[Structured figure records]
┄┄┄┄┄┄┄┄┄┄

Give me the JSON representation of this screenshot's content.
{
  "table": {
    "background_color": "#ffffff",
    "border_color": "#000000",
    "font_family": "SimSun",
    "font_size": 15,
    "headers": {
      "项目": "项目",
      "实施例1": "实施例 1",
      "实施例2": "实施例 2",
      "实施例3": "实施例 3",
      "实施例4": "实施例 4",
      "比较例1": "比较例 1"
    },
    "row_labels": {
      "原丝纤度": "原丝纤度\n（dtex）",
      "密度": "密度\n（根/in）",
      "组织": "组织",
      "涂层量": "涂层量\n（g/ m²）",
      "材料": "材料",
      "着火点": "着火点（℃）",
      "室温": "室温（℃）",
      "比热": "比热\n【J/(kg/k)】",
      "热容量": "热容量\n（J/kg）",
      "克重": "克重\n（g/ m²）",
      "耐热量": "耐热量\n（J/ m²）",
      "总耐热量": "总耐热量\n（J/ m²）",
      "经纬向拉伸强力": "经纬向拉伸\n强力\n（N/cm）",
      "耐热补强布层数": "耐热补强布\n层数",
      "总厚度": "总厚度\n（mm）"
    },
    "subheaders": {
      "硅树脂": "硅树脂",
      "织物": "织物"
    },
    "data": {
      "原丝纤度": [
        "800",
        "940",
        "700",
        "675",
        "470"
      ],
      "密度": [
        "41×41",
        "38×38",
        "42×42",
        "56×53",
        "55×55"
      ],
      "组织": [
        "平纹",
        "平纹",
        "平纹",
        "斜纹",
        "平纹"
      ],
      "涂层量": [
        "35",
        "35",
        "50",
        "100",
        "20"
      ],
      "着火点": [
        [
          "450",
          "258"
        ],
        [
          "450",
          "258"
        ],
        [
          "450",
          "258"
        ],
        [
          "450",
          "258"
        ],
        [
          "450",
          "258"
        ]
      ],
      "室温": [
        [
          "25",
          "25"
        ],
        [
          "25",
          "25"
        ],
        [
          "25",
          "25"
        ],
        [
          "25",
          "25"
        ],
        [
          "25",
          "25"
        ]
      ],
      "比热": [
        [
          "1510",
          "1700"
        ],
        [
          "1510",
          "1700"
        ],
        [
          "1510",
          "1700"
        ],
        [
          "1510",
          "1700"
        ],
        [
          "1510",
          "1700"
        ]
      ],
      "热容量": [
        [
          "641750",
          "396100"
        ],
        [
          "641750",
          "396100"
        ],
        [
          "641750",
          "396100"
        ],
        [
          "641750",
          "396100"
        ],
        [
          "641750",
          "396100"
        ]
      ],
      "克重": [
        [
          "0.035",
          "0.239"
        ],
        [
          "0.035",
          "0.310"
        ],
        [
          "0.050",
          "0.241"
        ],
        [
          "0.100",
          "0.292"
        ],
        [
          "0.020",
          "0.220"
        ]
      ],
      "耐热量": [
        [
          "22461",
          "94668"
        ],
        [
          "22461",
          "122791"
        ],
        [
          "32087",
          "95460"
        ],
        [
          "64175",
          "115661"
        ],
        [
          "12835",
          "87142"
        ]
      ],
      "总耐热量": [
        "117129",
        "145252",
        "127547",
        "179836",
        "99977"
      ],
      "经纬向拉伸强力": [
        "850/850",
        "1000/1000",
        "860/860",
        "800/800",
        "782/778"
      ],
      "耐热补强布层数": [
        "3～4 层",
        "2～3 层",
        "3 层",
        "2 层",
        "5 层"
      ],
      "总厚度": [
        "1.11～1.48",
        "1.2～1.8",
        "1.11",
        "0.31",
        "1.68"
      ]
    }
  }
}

┄┄┄┄┄┄┄┄┄┄

→ **What to do**
Output the records above in their entirety, exactly.

→ **Response for this exercise**
Give me the JSON representation of this screenshot's content.
{
  "table": {
    "background_color": "#ffffff",
    "border_color": "#000000",
    "font_family": "SimSun",
    "font_size": 15,
    "headers": {
      "项目": "项目",
      "实施例1": "实施例 1",
      "实施例2": "实施例 2",
      "实施例3": "实施例 3",
      "实施例4": "实施例 4",
      "比较例1": "比较例 1"
    },
    "row_labels": {
      "原丝纤度": "原丝纤度\n（dtex）",
      "密度": "密度\n（根/in）",
      "组织": "组织",
      "涂层量": "涂层量\n（g/ m²）",
      "材料": "材料",
      "着火点": "着火点（℃）",
      "室温": "室温（℃）",
      "比热": "比热\n【J/(kg/k)】",
      "热容量": "热容量\n（J/kg）",
      "克重": "克重\n（g/ m²）",
      "耐热量": "耐热量\n（J/ m²）",
      "总耐热量": "总耐热量\n（J/ m²）",
      "经纬向拉伸强力": "经纬向拉伸\n强力\n（N/cm）",
      "耐热补强布层数": "耐热补强布\n层数",
      "总厚度": "总厚度\n（mm）"
    },
    "subheaders": {
      "硅树脂": "硅树脂",
      "织物": "织物"
    },
    "data": {
      "原丝纤度": [
        "800",
        "940",
        "700",
        "675",
        "470"
      ],
      "密度": [
        "41×41",
        "38×38",
        "42×42",
        "56×53",
        "55×55"
      ],
      "组织": [
        "平纹",
        "平纹",
        "平纹",
        "斜纹",
        "平纹"
      ],
      "涂层量": [
        "35",
        "35",
        "50",
        "100",
        "20"
      ],
      "着火点": [
        [
          "450",
          "258"
        ],
        [
          "450",
          "258"
        ],
        [
          "450",
          "258"
        ],
        [
          "450",
          "258"
        ],
        [
          "450",
          "258"
        ]
      ],
      "室温": [
        [
          "25",
          "25"
        ],
        [
          "25",
          "25"
        ],
        [
          "25",
          "25"
        ],
        [
          "25",
          "25"
        ],
        [
          "25",
          "25"
        ]
      ],
      "比热": [
        [
          "1510",
          "1700"
        ],
        [
          "1510",
          "1700"
        ],
        [
          "1510",
          "1700"
        ],
        [
          "1510",
          "1700"
        ],
        [
          "1510",
          "1700"
        ]
      ],
      "热容量": [
        [
          "641750",
          "396100"
        ],
        [
          "641750",
          "396100"
        ],
        [
          "641750",
          "396100"
        ],
        [
          "641750",
          "396100"
        ],
        [
          "641750",
          "396100"
        ]
      ],
      "克重": [
        [
          "0.035",
          "0.239"
        ],
        [
          "0.035",
          "0.310"
        ],
        [
          "0.050",
          "0.241"
        ],
        [
          "0.100",
          "0.292"
        ],
        [
          "0.020",
          "0.220"
        ]
      ],
      "耐热量": [
        [
          "22461",
          "94668"
        ],
        [
          "22461",
          "122791"
        ],
        [
          "32087",
          "95460"
        ],
        [
          "64175",
          "115661"
        ],
        [
          "12835",
          "87142"
        ]
      ],
      "总耐热量": [
        "117129",
        "145252",
        "127547",
        "179836",
        "99977"
      ],
      "经纬向拉伸强力": [
        "850/850",
        "1000/1000",
        "860/860",
        "800/800",
        "782/778"
      ],
      "耐热补强布层数": [
        "3～4 层",
        "2～3 层",
        "3 层",
        "2 层",
        "5 层"
      ],
      "总厚度": [
        "1.11～1.48",
        "1.2～1.8",
        "1.11",
        "0.31",
        "1.68"
      ]
    }
  }
}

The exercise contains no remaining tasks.